**Entries shown**
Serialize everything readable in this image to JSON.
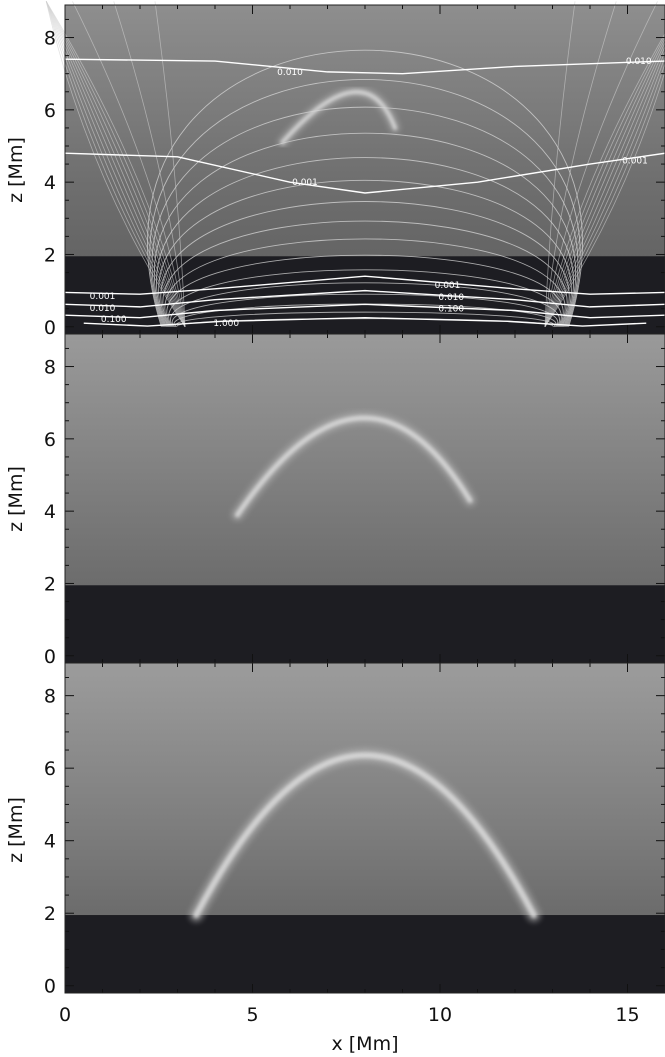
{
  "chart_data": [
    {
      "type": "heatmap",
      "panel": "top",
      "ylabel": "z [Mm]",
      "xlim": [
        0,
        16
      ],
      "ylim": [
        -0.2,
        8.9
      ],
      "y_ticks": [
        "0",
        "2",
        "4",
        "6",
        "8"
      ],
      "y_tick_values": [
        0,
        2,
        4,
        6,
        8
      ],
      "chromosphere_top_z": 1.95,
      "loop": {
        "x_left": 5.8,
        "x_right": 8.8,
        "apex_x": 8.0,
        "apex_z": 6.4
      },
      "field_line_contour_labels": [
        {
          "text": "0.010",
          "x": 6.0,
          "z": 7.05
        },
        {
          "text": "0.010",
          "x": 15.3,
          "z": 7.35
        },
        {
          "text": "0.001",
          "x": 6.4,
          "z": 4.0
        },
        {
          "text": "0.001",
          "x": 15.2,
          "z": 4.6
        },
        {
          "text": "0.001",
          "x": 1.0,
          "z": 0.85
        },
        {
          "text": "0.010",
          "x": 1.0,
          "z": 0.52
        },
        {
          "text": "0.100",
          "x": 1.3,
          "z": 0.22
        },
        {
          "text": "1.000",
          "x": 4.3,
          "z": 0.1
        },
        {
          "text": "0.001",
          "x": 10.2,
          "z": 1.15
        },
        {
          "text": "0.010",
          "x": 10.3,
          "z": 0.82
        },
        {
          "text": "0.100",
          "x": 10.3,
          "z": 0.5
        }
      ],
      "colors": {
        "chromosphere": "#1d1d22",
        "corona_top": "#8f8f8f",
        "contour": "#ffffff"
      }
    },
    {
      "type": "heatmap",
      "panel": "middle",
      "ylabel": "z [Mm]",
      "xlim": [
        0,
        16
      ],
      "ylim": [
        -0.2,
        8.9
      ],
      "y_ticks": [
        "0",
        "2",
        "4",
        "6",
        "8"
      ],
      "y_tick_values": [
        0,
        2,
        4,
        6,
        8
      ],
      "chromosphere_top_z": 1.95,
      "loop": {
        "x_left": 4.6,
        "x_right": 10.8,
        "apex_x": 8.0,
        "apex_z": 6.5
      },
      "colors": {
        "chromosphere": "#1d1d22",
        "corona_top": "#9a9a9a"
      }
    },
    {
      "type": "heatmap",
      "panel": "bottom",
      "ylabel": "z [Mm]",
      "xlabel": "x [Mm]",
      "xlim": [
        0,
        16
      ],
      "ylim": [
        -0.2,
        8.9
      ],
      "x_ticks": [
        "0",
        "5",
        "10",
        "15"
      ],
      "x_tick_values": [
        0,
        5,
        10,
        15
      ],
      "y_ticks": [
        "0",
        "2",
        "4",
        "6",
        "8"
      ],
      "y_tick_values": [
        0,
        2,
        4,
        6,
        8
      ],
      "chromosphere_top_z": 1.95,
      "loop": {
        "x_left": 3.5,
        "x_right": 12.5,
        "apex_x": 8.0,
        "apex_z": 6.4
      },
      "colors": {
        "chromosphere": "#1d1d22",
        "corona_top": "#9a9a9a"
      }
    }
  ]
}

**Written problem**
Print the full listing exactly, dropping the pictures.

**The completed task**
Serialize everything readable in this image to JSON.
{
  "chart_data": [
    {
      "type": "heatmap",
      "panel": "top",
      "ylabel": "z [Mm]",
      "xlim": [
        0,
        16
      ],
      "ylim": [
        -0.2,
        8.9
      ],
      "y_ticks": [
        "0",
        "2",
        "4",
        "6",
        "8"
      ],
      "y_tick_values": [
        0,
        2,
        4,
        6,
        8
      ],
      "chromosphere_top_z": 1.95,
      "loop": {
        "x_left": 5.8,
        "x_right": 8.8,
        "apex_x": 8.0,
        "apex_z": 6.4
      },
      "field_line_contour_labels": [
        {
          "text": "0.010",
          "x": 6.0,
          "z": 7.05
        },
        {
          "text": "0.010",
          "x": 15.3,
          "z": 7.35
        },
        {
          "text": "0.001",
          "x": 6.4,
          "z": 4.0
        },
        {
          "text": "0.001",
          "x": 15.2,
          "z": 4.6
        },
        {
          "text": "0.001",
          "x": 1.0,
          "z": 0.85
        },
        {
          "text": "0.010",
          "x": 1.0,
          "z": 0.52
        },
        {
          "text": "0.100",
          "x": 1.3,
          "z": 0.22
        },
        {
          "text": "1.000",
          "x": 4.3,
          "z": 0.1
        },
        {
          "text": "0.001",
          "x": 10.2,
          "z": 1.15
        },
        {
          "text": "0.010",
          "x": 10.3,
          "z": 0.82
        },
        {
          "text": "0.100",
          "x": 10.3,
          "z": 0.5
        }
      ],
      "colors": {
        "chromosphere": "#1d1d22",
        "corona_top": "#8f8f8f",
        "contour": "#ffffff"
      }
    },
    {
      "type": "heatmap",
      "panel": "middle",
      "ylabel": "z [Mm]",
      "xlim": [
        0,
        16
      ],
      "ylim": [
        -0.2,
        8.9
      ],
      "y_ticks": [
        "0",
        "2",
        "4",
        "6",
        "8"
      ],
      "y_tick_values": [
        0,
        2,
        4,
        6,
        8
      ],
      "chromosphere_top_z": 1.95,
      "loop": {
        "x_left": 4.6,
        "x_right": 10.8,
        "apex_x": 8.0,
        "apex_z": 6.5
      },
      "colors": {
        "chromosphere": "#1d1d22",
        "corona_top": "#9a9a9a"
      }
    },
    {
      "type": "heatmap",
      "panel": "bottom",
      "ylabel": "z [Mm]",
      "xlabel": "x [Mm]",
      "xlim": [
        0,
        16
      ],
      "ylim": [
        -0.2,
        8.9
      ],
      "x_ticks": [
        "0",
        "5",
        "10",
        "15"
      ],
      "x_tick_values": [
        0,
        5,
        10,
        15
      ],
      "y_ticks": [
        "0",
        "2",
        "4",
        "6",
        "8"
      ],
      "y_tick_values": [
        0,
        2,
        4,
        6,
        8
      ],
      "chromosphere_top_z": 1.95,
      "loop": {
        "x_left": 3.5,
        "x_right": 12.5,
        "apex_x": 8.0,
        "apex_z": 6.4
      },
      "colors": {
        "chromosphere": "#1d1d22",
        "corona_top": "#9a9a9a"
      }
    }
  ]
}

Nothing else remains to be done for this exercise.